Testo da leggere
Venerdì 17 febbraio 2006

Se Vittorio Emanuele II non avesse strappato Roma a Pio IX nel 1870?

Giovedì 23 febbraio (sala Spadolini, Biblioteca Oriani) inizia il ciclo di incontri su La storia non si fa con i se? Riflessioni sull’identità italiana



 

Dopo il grande interesse suscitato lo scorso anno per il ciclo di incontri su “La storia non si fa con i SE?” (tanto che questa formula è stata riproposta in altre città), la Fondazione “Casa di Oriani”, sempre con la collaborazione e il contributo della CMC - Cooperativa Muratori e Cementisti di Ravenna -, presenta una nuova serie di interrogativi su alcuni momenti centrali nella storia italiana fra Ottocento e Novecento.

 

Che “la storia non si faccia con i se” è una opinione largamente diffusa, anzi un vero e proprio luogo comune, che, in quanto tale, viene accolto senza indugi e tentennamenti nelle conversazioni quotidiane e, molto spesso, nelle discussioni scientifiche. Vi è in questa convinzione radicata un aspetto essenziale del lavoro dello storico. Lo storico si occupa di quello che è accaduto, cercando di capire perché è accaduto. E in questo compito è favorito dalla sua invidiabile posizione: di sapere appunto “come sono andate le cose”.

 

Se questo è vero, dietro il luogo comune può peraltro nascondersi una distorta visione del divenire della società: vale a dire che l’evoluzione storica, così come si è effettivamente dispiegata nei secoli, sia in qualche modo inevitabile, l’unica possibile.

 

Lo storico sa, invece, che nelle vicende delle comunità e degli individui si nasconde sempre un intreccio fra spazi di libertà – gli spazi della responsabilità umana – e spazi di necessità – i condizionamenti che l’ambiente, nel suo significato più ampio, esercita. Introdurre qualche SE nella storia vuole appunto contribuire a mettere in risalto questo intreccio fra libertà e necessità, a valorizzare la complessità e le difficoltà delle scelte, mai univocamente predeterminate, degli uomini e delle comunità.

 

Non si tratta insomma di scrivere fiction, di proporre racconti fantastici e privi di rapporti con la storia tradizionale e con la documentazione.

 

Interrogarsi su vie diverse che potevano essere percorse può diventare così una occasione per affrontare in maniera inusuale alcuni aspetti dell’identità italiana, e di conoscere in modo gradevole per un pubblico non formato da addetti ai lavori alcuni nodi cruciali nella storia del Paese.

Cosa fare
**A)** Cita il testo sulla storia fatta con i se partendo dalle parole "Lo storico sa, invece, che" e fermandoti dopo "con la documentazione.", senza cambiare nulla.
**B)** Prosegui il testo sulla storia fatta con i se, ripartendo subito dopo la sua ultima frase.

Voci del dataset
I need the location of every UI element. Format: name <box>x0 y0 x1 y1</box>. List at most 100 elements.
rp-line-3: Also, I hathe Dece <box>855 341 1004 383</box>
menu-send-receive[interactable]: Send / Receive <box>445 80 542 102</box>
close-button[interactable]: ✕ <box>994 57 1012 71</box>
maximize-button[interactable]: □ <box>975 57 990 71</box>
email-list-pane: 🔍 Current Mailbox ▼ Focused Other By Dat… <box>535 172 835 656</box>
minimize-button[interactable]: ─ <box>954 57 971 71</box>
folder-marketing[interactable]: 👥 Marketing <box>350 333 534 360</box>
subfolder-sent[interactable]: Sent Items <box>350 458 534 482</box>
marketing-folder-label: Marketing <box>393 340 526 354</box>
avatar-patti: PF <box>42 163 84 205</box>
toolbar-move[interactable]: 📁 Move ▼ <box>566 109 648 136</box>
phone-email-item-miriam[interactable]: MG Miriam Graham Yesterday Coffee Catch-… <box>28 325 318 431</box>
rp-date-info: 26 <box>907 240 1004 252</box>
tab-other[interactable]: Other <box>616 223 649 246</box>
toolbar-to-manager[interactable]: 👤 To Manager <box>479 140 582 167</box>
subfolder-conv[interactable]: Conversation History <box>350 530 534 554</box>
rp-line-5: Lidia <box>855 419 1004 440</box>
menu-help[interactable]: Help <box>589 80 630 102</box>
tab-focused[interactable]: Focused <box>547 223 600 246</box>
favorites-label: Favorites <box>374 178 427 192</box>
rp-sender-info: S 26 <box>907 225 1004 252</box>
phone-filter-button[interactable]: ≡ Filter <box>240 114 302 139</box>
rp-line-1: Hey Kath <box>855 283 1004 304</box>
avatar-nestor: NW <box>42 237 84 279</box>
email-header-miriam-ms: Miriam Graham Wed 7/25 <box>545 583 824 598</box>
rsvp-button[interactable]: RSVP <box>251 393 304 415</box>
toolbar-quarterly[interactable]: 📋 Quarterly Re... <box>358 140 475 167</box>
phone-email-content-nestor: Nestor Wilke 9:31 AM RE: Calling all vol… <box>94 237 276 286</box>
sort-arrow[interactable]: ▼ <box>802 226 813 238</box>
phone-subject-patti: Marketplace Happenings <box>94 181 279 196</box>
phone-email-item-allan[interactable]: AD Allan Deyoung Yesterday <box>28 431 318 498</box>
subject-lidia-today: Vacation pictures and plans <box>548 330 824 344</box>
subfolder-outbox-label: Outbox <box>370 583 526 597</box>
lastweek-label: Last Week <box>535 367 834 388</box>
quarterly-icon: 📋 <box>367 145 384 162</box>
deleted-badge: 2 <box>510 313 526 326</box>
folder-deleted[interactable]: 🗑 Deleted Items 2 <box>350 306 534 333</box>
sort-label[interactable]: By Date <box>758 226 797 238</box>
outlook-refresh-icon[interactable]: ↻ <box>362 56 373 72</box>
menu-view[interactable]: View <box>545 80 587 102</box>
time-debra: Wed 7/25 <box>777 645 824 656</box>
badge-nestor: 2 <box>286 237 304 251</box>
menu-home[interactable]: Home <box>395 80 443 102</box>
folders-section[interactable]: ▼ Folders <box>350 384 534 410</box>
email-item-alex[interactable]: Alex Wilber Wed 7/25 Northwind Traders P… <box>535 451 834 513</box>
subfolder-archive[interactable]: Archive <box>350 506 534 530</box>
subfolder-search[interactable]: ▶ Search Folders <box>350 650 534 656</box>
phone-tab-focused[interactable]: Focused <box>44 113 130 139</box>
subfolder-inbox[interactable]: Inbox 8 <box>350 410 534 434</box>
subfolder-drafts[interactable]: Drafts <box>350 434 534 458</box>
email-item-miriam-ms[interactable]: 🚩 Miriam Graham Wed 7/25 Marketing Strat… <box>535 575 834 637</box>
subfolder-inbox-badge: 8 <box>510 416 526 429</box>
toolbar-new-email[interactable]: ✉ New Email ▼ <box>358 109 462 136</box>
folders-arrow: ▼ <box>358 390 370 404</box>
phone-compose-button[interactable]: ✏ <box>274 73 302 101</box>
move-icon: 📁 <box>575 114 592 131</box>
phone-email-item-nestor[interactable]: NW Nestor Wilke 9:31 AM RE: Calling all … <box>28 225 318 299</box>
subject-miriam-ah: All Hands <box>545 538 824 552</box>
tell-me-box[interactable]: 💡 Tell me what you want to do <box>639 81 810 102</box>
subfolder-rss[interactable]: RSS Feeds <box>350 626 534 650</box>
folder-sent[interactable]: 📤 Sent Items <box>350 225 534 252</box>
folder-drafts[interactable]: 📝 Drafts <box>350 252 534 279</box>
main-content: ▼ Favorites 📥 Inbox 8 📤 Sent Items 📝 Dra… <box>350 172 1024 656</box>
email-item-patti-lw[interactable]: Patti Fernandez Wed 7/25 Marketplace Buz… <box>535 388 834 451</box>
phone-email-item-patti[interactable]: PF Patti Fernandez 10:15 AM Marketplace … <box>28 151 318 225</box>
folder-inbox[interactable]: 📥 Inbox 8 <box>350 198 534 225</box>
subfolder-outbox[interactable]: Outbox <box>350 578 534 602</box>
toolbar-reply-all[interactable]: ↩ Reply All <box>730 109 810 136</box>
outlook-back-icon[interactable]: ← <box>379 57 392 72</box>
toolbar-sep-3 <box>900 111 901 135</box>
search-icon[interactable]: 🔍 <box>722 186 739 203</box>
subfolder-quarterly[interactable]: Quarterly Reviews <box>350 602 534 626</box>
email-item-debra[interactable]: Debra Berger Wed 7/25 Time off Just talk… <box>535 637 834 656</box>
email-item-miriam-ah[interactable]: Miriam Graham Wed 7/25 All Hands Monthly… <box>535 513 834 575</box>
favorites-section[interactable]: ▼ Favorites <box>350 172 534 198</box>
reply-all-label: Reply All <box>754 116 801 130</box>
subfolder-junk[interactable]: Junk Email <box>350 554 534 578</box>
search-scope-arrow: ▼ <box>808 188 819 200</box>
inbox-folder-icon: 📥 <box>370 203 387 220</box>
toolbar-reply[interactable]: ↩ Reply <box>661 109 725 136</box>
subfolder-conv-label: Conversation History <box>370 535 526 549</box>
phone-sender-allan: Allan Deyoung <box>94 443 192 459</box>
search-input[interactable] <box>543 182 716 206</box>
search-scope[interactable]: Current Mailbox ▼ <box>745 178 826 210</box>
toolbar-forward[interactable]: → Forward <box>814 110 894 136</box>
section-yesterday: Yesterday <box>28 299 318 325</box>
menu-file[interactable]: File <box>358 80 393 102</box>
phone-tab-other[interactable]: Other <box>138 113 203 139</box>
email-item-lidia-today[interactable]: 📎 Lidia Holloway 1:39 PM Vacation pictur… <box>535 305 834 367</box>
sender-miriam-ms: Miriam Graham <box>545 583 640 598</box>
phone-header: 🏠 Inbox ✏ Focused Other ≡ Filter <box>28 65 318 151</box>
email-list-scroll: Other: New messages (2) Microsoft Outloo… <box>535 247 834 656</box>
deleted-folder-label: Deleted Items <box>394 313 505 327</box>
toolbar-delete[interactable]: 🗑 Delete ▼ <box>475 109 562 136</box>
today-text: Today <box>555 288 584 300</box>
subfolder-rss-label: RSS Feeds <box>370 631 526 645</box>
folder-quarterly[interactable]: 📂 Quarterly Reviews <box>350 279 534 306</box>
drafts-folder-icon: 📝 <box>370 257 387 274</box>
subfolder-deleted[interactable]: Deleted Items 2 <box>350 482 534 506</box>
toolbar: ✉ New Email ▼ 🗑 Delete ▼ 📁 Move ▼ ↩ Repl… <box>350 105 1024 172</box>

Risultati attesi
**A)**
Lo storico sa, invece, che nelle vicende delle comunità e degli individui si nasconde sempre un intreccio fra spazi di libertà – gli spazi della responsabilità umana – e spazi di necessità – i condizionamenti che l’ambiente, nel suo significato più ampio, esercita. Introdurre qualche SE nella storia vuole appunto contribuire a mettere in risalto questo intreccio fra libertà e necessità, a valorizzare la complessità e le difficoltà delle scelte, mai univocamente predeterminate, degli uomini e delle comunità.

 

Non si tratta insomma di scrivere fiction, di proporre racconti fantastici e privi di rapporti con la storia tradizionale e con la documentazione.

**B)**
 

Il primo interrogativo (Se Vittorio Emanuele II non avesse strappato Roma a Pio IX nel 1870?) verrà affrontato dal prof. Alberto Melloni (docente di storia contemporanea all’Università Modena e Reggio Emilia) giovedì 23 febbraio, alle ore 17 (sala Spadolini della Biblioteca Oriani) e riguarda sostanzialmente la “questione romana” e il rapporto Stato nazionale e Chiesa nell’Italia contemporanea.

 

Il XX settembre 1870 i bersaglieri piemontesi entrarono a Roma attraverso la breccia di porta Pia: si compiva così l’unità d’Italia e la “Città Eterna”, che da secoli era il cuore dello Stato della Chiesa, poteva finalmente diventare la capitale del giovane regno sabaudo. Non fu una guerra sanguinosa, non vi furono atti di eroismo: le forze in campo erano troppo sbilanciate e nessuno aveva interesse a un bagno di sangue. Ma fino all’ultimo l’impresa era rimasta incerta vista la protezione che gli stati europei, e in particolare la Francia, avevano assicurato al papa. Se si tengono presenti le posizioni e i tentativi mazziniani e garibaldini, le resistenze della chiesa, le ingerenze francesi e austriache si possono legittimamente proporre percorsi diversi, congetture molteplici al problema di Roma capitale e del rapporto Stato nazionale - Chiesa cattolica. Gli eventi di quel fatale settembre 1870 hanno gettato a lungo la loro ombra nei decenni successivi e hanno condizionato i rapporti fra lo stato italiano e il mondo cattolico, dalla legge delle guarentigie per il papa al non expedit che interdiceva ai cattolici italiani la partecipazione alle elezioni, dalla fondazione di un partito popolare cattolico al concordato del 1929, e oltre. Ancora oggi il dibattito politico ne avverte l’eco, come mostrano anche i ripetuti interventi del presidente della Repubblica.

 

Il passato non si ripete meccanicamente e tanto meno si modifica con i nostri desideri, i nostri sogni, le nostre paure. Non resta che tentare di capirne qualcosa, anche per capire il nostro presente.

 

Introdurre qualche SE in questa vicenda forse ci aiuta a farlo meglio.

 

Alberto Melloni è professore di storia contemporanea all’Università di Modena e Reggio Emilia. Fa parte della direzione delle riviste “Concilium” e “Cristianesimo nella storia”, oltre a collaborare con la RAI e il “Corriere della Sera”, di cui è apprezzato editorialista sui temi legati alla storia della Chiesa. È membro del Consiglio di amministrazione della Fondazione per le scienze religiose Giovanni XXIII di Bologna, di cui dirige la biblioteca specializzata.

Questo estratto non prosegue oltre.